REQUIRED WORK: Copy out every line of the material below word for word, without changing or leaving out anything.

DATA TO PROCESS:
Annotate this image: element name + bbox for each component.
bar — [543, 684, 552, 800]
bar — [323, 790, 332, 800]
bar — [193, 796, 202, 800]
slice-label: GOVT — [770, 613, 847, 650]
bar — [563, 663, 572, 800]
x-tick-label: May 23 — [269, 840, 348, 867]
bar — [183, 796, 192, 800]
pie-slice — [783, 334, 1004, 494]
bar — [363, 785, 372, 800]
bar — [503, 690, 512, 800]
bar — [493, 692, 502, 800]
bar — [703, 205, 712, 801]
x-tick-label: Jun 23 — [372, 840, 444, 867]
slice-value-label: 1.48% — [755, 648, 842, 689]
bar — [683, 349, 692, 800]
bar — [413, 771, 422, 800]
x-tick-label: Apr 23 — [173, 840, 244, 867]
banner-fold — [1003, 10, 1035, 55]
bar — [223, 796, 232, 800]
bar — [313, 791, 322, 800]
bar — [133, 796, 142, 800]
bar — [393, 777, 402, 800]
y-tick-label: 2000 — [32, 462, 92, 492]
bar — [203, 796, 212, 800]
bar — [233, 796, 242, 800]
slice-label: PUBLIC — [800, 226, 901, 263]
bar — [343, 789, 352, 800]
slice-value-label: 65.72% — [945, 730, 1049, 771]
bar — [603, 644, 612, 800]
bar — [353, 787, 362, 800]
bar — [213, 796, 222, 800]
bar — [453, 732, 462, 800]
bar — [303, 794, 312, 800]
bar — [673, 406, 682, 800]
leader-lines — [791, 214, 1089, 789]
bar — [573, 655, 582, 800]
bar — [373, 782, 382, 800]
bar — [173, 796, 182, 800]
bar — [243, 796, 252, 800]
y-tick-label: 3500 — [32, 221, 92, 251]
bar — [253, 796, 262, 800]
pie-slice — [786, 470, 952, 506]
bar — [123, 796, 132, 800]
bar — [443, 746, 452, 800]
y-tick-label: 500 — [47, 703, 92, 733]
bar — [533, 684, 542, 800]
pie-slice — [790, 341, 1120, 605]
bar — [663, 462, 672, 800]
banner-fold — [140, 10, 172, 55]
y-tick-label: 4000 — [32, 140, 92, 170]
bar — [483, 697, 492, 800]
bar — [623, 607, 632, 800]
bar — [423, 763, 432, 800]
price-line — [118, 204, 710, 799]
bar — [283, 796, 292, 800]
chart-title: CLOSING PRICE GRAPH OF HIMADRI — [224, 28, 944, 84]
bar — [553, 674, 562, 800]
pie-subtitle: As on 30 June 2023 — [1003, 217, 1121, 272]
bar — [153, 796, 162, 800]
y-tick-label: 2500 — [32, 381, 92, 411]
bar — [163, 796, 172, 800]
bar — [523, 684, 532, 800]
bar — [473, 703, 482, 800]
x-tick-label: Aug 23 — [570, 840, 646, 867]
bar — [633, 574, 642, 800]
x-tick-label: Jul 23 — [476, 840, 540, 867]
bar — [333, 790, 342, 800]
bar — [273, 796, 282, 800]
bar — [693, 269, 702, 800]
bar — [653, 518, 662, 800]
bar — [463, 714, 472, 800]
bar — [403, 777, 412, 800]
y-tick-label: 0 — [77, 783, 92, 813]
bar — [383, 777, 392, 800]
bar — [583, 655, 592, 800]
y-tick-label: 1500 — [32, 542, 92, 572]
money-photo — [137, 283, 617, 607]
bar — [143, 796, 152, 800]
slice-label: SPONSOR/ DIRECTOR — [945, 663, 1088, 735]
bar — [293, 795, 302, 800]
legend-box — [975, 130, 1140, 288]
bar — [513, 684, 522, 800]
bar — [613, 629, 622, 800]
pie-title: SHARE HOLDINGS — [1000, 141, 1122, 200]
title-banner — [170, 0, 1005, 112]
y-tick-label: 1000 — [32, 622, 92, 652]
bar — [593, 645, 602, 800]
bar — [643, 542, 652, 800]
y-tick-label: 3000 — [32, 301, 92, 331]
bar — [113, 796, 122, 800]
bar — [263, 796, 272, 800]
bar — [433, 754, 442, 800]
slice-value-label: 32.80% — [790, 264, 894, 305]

CORRECT RESULT:
Annotate this image: element name + bbox for each component.
bar — [543, 684, 552, 800]
bar — [323, 790, 332, 800]
bar — [193, 796, 202, 800]
slice-label: GOVT — [770, 613, 847, 650]
bar — [563, 663, 572, 800]
x-tick-label: May 23 — [269, 840, 348, 867]
bar — [183, 796, 192, 800]
pie-slice — [783, 334, 1004, 494]
bar — [363, 785, 372, 800]
bar — [503, 690, 512, 800]
bar — [493, 692, 502, 800]
bar — [703, 205, 712, 801]
x-tick-label: Jun 23 — [372, 840, 444, 867]
slice-value-label: 1.48% — [755, 648, 842, 689]
bar — [683, 349, 692, 800]
bar — [413, 771, 422, 800]
x-tick-label: Apr 23 — [173, 840, 244, 867]
banner-fold — [1003, 10, 1035, 55]
bar — [223, 796, 232, 800]
bar — [313, 791, 322, 800]
bar — [133, 796, 142, 800]
bar — [393, 777, 402, 800]
y-tick-label: 2000 — [32, 462, 92, 492]
bar — [203, 796, 212, 800]
bar — [233, 796, 242, 800]
slice-label: PUBLIC — [800, 226, 901, 263]
bar — [343, 789, 352, 800]
slice-value-label: 65.72% — [945, 730, 1049, 771]
bar — [603, 644, 612, 800]
bar — [353, 787, 362, 800]
bar — [213, 796, 222, 800]
bar — [453, 732, 462, 800]
bar — [303, 794, 312, 800]
bar — [673, 406, 682, 800]
leader-lines — [791, 214, 1089, 789]
bar — [573, 655, 582, 800]
bar — [373, 782, 382, 800]
bar — [173, 796, 182, 800]
bar — [243, 796, 252, 800]
y-tick-label: 3500 — [32, 221, 92, 251]
bar — [253, 796, 262, 800]
pie-slice — [786, 470, 952, 506]
bar — [123, 796, 132, 800]
bar — [443, 746, 452, 800]
y-tick-label: 500 — [47, 703, 92, 733]
bar — [533, 684, 542, 800]
pie-slice — [790, 341, 1120, 605]
bar — [663, 462, 672, 800]
banner-fold — [140, 10, 172, 55]
y-tick-label: 4000 — [32, 140, 92, 170]
bar — [483, 697, 492, 800]
bar — [623, 607, 632, 800]
bar — [423, 763, 432, 800]
price-line — [118, 204, 710, 799]
bar — [283, 796, 292, 800]
chart-title: CLOSING PRICE GRAPH OF HIMADRI — [224, 28, 944, 84]
bar — [553, 674, 562, 800]
pie-subtitle: As on 30 June 2023 — [1003, 217, 1121, 272]
bar — [153, 796, 162, 800]
y-tick-label: 2500 — [32, 381, 92, 411]
bar — [163, 796, 172, 800]
bar — [523, 684, 532, 800]
bar — [473, 703, 482, 800]
x-tick-label: Aug 23 — [570, 840, 646, 867]
bar — [633, 574, 642, 800]
x-tick-label: Jul 23 — [476, 840, 540, 867]
bar — [333, 790, 342, 800]
bar — [273, 796, 282, 800]
bar — [693, 269, 702, 800]
bar — [653, 518, 662, 800]
bar — [463, 714, 472, 800]
bar — [403, 777, 412, 800]
y-tick-label: 0 — [77, 783, 92, 813]
bar — [383, 777, 392, 800]
bar — [583, 655, 592, 800]
y-tick-label: 1500 — [32, 542, 92, 572]
money-photo — [137, 283, 617, 607]
bar — [143, 796, 152, 800]
slice-label: SPONSOR/ DIRECTOR — [945, 663, 1088, 735]
bar — [293, 795, 302, 800]
legend-box — [975, 130, 1140, 288]
bar — [513, 684, 522, 800]
bar — [613, 629, 622, 800]
pie-title: SHARE HOLDINGS — [1000, 141, 1122, 200]
title-banner — [170, 0, 1005, 112]
y-tick-label: 1000 — [32, 622, 92, 652]
bar — [593, 645, 602, 800]
bar — [643, 542, 652, 800]
y-tick-label: 3000 — [32, 301, 92, 331]
bar — [113, 796, 122, 800]
bar — [263, 796, 272, 800]
bar — [433, 754, 442, 800]
slice-value-label: 32.80% — [790, 264, 894, 305]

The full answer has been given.